- _WHAT YOU WILL DO_:
In the records below, find each line containing the word "work" and copy it.

- _DATASET EXTRACT_:
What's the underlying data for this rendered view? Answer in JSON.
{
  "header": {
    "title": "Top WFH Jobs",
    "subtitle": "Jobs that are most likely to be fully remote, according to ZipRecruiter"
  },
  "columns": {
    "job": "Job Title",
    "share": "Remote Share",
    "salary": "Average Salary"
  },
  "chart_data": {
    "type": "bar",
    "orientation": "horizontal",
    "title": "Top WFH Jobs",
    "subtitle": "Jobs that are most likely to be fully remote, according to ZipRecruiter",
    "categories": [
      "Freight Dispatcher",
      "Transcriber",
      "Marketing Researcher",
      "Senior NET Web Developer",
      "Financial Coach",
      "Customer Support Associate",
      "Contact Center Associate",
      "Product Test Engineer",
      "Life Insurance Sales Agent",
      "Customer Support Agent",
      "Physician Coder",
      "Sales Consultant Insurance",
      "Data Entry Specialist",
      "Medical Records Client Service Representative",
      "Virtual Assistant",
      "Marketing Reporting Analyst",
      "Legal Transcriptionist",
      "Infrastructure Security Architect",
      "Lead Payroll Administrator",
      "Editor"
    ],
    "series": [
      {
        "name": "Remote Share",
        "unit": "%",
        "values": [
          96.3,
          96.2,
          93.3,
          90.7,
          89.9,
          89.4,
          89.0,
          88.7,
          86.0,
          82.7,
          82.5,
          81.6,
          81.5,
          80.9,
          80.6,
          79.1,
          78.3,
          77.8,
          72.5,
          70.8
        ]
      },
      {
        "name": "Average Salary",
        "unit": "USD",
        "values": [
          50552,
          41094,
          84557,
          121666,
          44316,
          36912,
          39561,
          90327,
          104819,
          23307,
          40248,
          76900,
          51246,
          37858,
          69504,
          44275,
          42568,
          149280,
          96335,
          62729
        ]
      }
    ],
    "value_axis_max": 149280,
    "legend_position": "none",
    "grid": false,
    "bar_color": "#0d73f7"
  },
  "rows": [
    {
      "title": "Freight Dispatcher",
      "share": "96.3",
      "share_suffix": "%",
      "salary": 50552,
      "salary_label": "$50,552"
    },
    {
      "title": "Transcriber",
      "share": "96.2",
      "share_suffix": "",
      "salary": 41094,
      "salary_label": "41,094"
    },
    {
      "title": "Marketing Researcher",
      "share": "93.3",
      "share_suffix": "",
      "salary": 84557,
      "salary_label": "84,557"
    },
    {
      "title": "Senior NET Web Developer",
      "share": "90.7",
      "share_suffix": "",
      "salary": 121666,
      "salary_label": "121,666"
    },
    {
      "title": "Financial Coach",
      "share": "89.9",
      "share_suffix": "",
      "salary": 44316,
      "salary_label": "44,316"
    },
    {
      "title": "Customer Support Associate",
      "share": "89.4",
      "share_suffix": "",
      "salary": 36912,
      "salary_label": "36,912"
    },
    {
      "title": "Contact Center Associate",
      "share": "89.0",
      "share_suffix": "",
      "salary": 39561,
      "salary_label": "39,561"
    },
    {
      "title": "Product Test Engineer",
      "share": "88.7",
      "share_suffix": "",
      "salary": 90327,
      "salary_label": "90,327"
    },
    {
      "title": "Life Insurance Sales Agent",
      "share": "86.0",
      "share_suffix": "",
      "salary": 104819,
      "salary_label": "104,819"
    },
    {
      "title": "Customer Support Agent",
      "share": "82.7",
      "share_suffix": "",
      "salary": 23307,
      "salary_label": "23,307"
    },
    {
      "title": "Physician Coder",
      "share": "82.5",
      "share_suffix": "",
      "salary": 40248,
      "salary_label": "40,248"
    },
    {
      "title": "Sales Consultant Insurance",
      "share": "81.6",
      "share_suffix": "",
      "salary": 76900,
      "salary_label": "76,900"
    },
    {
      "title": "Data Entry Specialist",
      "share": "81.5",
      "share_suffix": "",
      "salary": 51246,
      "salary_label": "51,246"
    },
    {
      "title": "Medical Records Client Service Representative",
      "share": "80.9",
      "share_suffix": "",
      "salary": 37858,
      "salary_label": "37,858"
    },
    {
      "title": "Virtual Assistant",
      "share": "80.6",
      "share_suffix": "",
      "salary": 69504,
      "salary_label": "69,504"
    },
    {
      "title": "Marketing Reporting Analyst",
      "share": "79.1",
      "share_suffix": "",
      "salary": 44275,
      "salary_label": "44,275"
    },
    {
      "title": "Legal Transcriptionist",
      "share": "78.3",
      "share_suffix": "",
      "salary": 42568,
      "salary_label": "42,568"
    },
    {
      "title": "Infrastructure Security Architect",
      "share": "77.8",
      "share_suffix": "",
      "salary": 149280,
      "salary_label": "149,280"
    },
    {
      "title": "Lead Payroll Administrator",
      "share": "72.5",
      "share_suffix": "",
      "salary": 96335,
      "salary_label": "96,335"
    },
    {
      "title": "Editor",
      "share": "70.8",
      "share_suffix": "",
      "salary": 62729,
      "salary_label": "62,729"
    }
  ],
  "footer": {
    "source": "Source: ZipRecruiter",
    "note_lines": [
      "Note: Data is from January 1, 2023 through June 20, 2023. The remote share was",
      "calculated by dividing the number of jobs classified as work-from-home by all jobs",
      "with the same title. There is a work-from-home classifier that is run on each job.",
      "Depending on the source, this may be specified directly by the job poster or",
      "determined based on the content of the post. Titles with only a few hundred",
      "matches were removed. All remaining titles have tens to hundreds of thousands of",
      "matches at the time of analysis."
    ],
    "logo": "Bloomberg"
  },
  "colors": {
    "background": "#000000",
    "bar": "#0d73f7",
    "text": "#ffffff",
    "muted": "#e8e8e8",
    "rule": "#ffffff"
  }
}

- _RESULT BELOW_:
      "calculated by dividing the number of jobs classified as work-from-home by all jobs",
      "with the same title. There is a work-from-home classifier that is run on each job.",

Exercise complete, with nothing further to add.